### Task to carry out
Check each line of the data below for the word "Gold", then extract the ones that have it.

### Data listing
========

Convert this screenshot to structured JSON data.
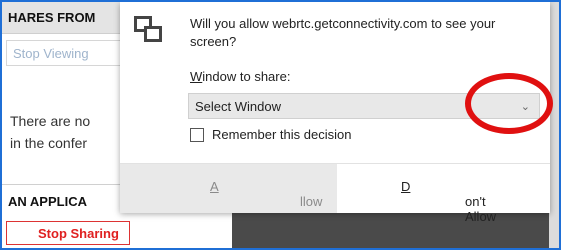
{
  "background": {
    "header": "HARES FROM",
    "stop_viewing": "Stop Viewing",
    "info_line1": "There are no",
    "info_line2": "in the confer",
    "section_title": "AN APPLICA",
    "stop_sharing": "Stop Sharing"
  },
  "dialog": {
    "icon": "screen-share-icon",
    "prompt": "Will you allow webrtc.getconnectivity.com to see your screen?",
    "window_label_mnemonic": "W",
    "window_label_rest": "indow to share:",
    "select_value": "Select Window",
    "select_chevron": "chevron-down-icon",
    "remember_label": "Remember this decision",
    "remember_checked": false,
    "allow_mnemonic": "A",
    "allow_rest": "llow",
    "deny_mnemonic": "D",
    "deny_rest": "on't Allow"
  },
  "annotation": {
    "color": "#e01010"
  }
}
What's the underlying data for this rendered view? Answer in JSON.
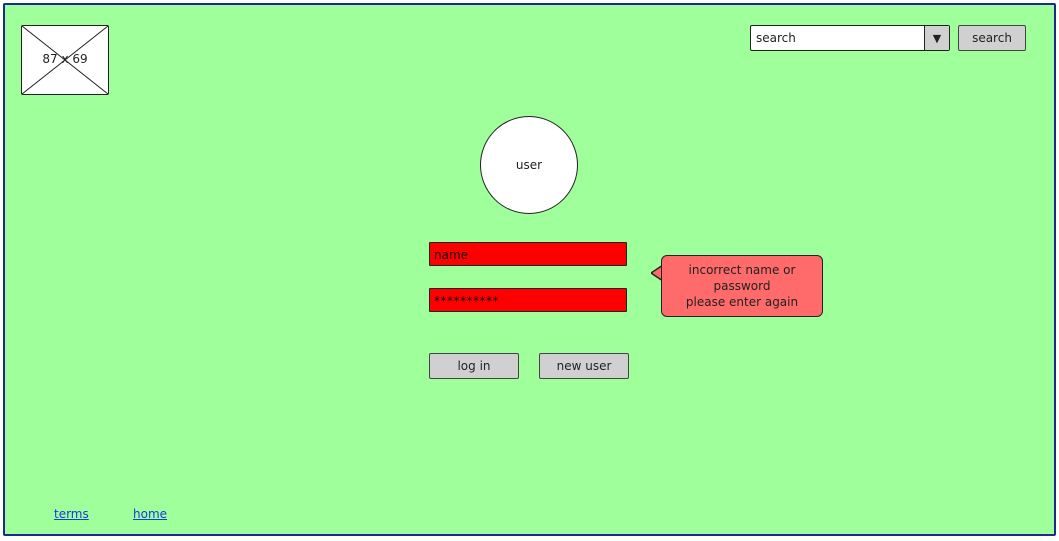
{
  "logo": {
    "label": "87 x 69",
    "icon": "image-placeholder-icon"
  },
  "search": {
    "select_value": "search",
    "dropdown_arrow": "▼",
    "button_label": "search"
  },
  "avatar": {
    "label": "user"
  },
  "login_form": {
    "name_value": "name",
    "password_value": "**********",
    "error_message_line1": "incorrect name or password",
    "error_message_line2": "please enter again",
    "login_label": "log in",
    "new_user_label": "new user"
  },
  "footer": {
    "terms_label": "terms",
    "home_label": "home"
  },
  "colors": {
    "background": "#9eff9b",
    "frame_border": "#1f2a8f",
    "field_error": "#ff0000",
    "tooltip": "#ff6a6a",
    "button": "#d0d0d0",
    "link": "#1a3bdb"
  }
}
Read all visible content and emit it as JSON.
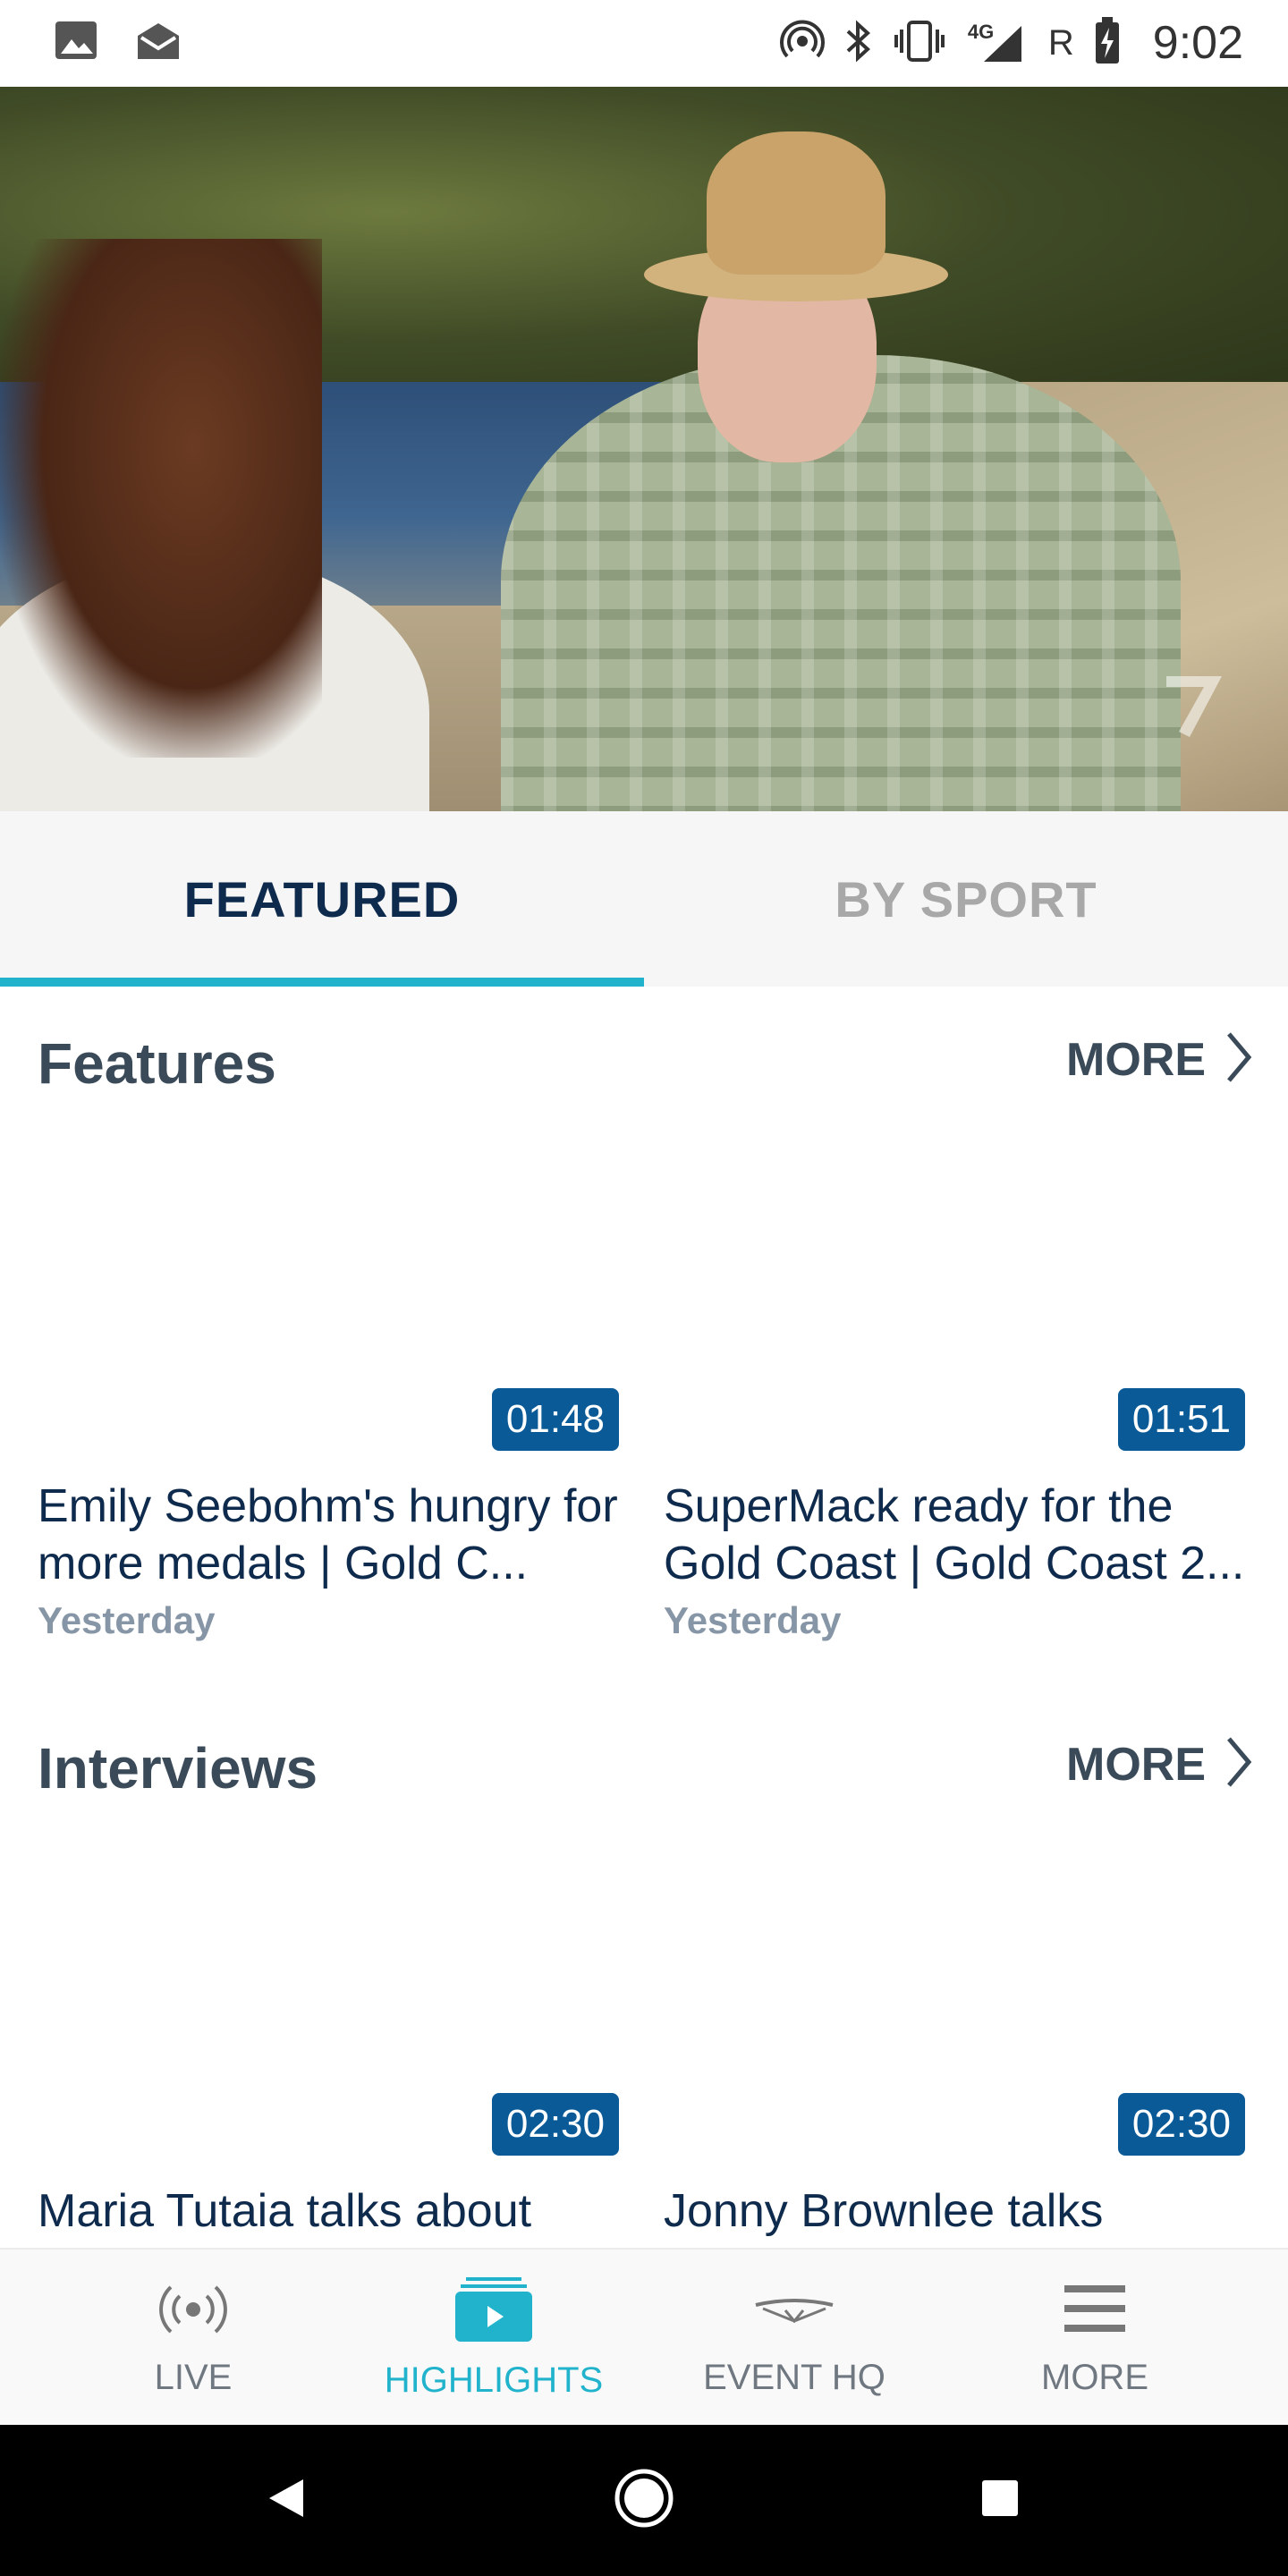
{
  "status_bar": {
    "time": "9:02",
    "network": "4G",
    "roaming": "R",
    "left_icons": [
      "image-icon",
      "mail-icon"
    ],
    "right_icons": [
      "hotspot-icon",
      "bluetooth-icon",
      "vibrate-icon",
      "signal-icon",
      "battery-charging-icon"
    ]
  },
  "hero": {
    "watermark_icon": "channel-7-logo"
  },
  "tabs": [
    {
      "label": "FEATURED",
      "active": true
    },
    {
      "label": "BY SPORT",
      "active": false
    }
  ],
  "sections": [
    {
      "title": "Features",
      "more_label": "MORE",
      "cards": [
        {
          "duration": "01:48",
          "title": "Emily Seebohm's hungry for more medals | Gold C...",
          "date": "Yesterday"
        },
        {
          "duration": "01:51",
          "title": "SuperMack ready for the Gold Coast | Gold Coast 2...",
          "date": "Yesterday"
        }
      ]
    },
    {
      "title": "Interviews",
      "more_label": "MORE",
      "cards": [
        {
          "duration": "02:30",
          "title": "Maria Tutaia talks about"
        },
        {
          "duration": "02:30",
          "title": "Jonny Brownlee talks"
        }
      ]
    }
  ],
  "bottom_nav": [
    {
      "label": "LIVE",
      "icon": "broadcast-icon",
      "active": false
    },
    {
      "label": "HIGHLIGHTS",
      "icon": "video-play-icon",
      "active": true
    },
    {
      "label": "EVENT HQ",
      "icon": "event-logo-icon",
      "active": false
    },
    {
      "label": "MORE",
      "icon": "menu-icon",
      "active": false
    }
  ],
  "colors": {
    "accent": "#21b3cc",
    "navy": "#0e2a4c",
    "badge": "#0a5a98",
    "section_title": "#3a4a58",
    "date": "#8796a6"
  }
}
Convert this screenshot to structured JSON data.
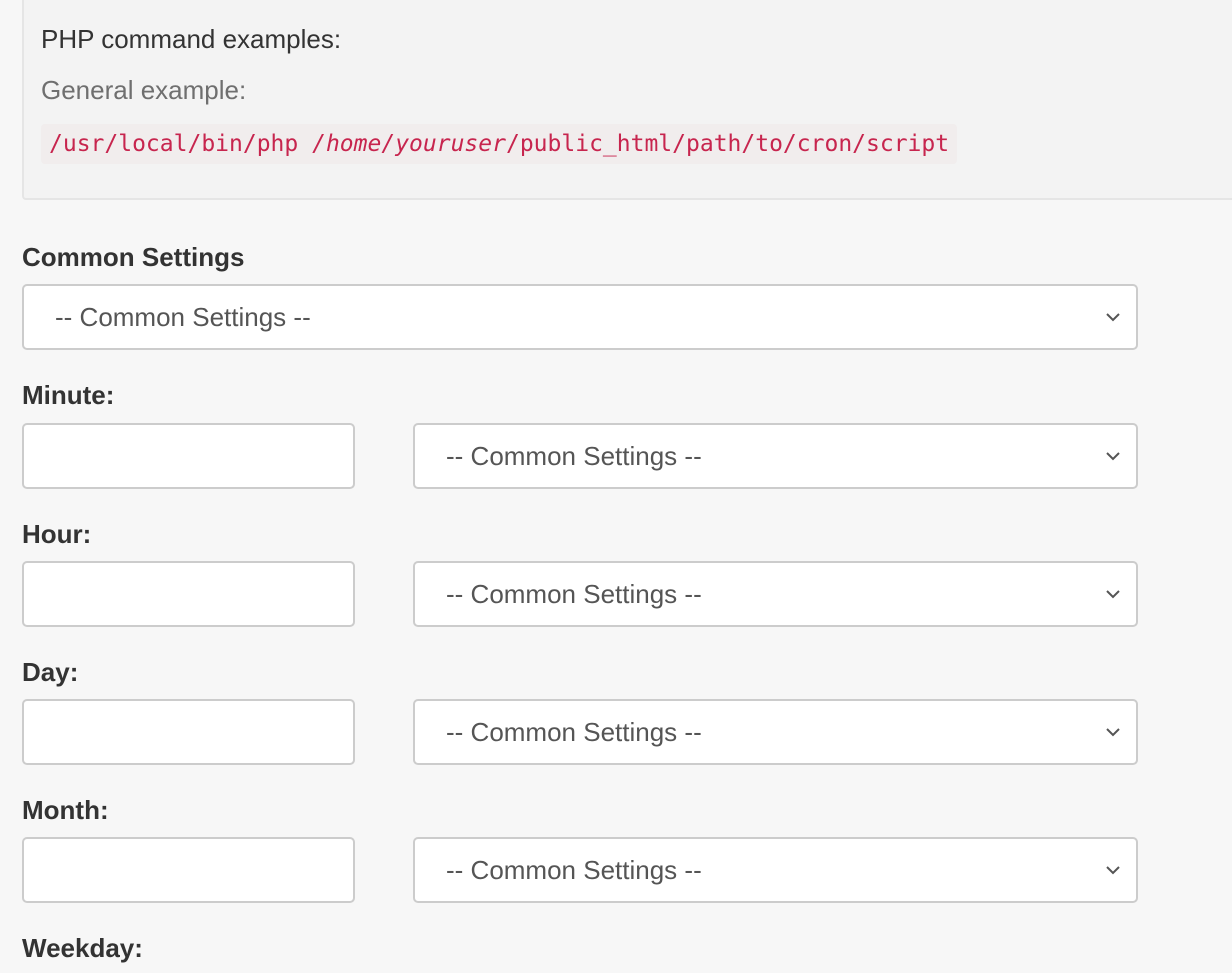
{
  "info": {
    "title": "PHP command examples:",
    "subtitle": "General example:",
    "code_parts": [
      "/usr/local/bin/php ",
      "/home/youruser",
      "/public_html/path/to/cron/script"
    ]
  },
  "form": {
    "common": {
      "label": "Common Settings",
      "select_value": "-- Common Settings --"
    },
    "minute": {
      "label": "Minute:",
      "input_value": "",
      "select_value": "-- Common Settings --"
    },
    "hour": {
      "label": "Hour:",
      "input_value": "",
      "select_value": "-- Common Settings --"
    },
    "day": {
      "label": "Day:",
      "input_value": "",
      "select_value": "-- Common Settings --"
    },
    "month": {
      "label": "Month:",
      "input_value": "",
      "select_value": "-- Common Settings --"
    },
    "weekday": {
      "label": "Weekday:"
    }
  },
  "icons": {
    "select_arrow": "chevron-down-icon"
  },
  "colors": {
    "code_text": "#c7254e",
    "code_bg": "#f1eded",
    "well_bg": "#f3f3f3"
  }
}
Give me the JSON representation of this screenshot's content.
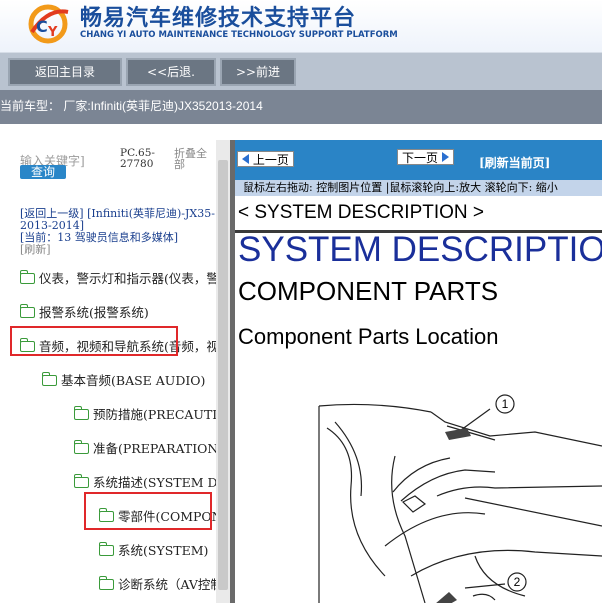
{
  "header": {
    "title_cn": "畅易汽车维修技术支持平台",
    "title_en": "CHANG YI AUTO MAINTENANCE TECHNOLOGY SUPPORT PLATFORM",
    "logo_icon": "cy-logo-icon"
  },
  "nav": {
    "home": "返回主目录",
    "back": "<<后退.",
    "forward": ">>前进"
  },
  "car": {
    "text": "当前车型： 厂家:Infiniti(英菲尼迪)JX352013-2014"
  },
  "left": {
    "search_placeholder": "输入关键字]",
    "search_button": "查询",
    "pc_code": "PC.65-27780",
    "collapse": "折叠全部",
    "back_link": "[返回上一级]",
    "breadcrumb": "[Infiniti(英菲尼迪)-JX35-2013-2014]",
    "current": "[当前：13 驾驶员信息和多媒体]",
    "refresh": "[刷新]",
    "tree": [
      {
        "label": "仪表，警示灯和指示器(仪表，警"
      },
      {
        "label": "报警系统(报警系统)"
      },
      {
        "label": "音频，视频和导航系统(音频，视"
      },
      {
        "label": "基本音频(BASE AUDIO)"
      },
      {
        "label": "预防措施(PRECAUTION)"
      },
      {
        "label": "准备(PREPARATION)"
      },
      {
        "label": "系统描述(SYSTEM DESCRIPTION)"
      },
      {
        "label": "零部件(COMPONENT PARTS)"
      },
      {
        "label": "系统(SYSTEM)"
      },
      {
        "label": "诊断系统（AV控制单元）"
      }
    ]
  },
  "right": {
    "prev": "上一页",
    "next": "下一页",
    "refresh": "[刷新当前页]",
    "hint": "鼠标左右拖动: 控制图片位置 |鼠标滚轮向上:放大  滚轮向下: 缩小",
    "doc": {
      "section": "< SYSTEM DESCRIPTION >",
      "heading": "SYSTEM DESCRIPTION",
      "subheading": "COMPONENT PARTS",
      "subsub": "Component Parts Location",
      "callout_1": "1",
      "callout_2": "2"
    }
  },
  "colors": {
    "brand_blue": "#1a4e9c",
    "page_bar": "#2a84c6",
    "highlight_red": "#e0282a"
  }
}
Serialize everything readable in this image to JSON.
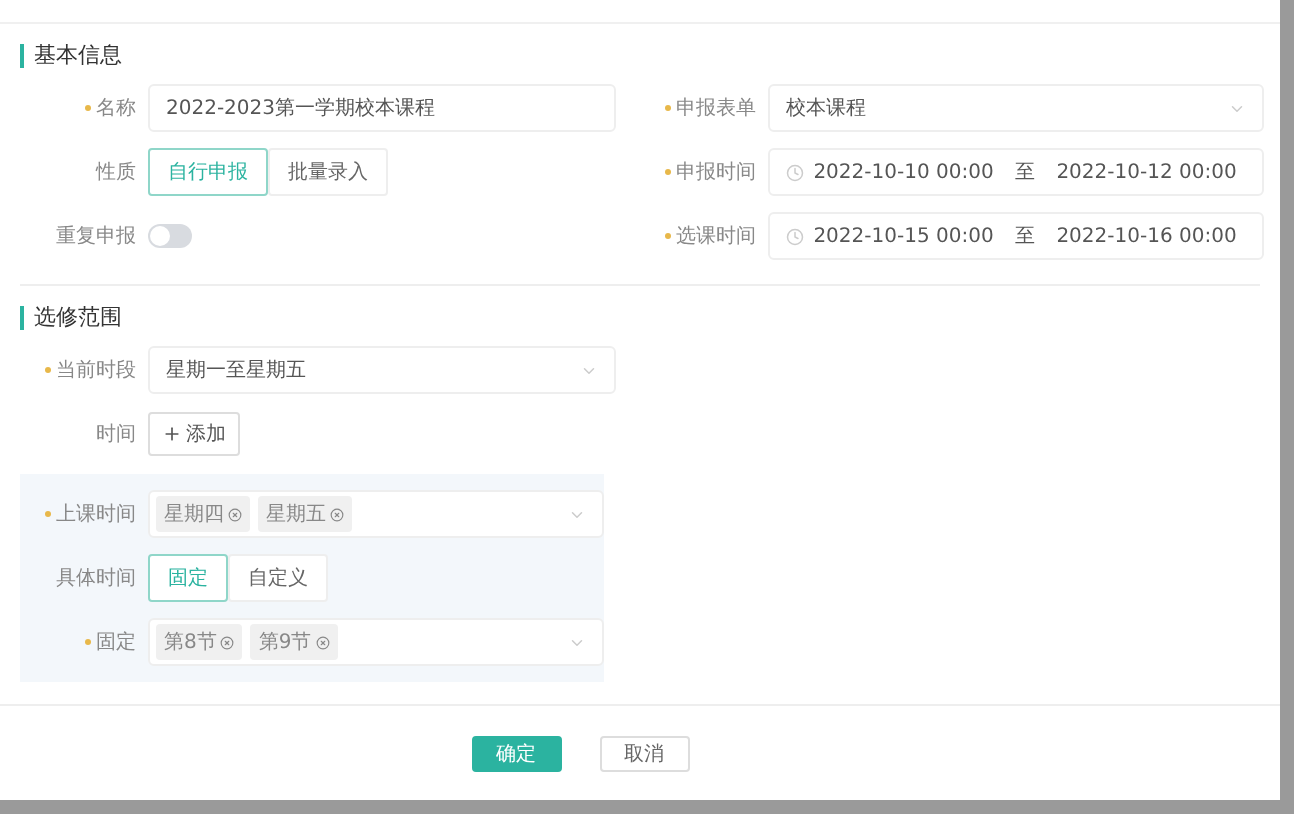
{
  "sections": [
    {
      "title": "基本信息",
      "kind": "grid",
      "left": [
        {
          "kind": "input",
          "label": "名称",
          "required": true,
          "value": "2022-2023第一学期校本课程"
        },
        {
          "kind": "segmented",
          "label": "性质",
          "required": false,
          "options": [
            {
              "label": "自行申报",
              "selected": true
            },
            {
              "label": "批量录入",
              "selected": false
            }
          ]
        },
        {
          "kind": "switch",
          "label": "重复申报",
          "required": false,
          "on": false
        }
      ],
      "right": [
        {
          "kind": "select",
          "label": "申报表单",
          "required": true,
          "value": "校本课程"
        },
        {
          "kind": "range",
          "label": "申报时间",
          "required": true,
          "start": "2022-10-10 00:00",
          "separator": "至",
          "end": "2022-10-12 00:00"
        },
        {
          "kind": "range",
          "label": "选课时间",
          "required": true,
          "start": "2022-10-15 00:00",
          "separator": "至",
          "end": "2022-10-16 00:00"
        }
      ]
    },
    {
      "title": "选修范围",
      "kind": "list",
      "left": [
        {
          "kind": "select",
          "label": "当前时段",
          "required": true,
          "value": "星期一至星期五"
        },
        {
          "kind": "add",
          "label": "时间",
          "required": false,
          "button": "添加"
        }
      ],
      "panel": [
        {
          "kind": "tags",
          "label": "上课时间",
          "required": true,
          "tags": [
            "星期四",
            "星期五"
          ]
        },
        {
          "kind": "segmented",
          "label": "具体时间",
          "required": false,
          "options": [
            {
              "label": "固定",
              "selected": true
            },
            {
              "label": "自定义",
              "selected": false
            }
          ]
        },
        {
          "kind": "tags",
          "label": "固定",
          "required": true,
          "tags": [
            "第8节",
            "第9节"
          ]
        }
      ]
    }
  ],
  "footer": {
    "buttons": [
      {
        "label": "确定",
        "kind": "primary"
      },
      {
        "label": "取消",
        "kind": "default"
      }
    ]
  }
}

========

### Task response
          "title": "Emily Seebohm's hungry for more medals | Gold C...",
          "title": "SuperMack ready for the Gold Coast | Gold Coast 2...",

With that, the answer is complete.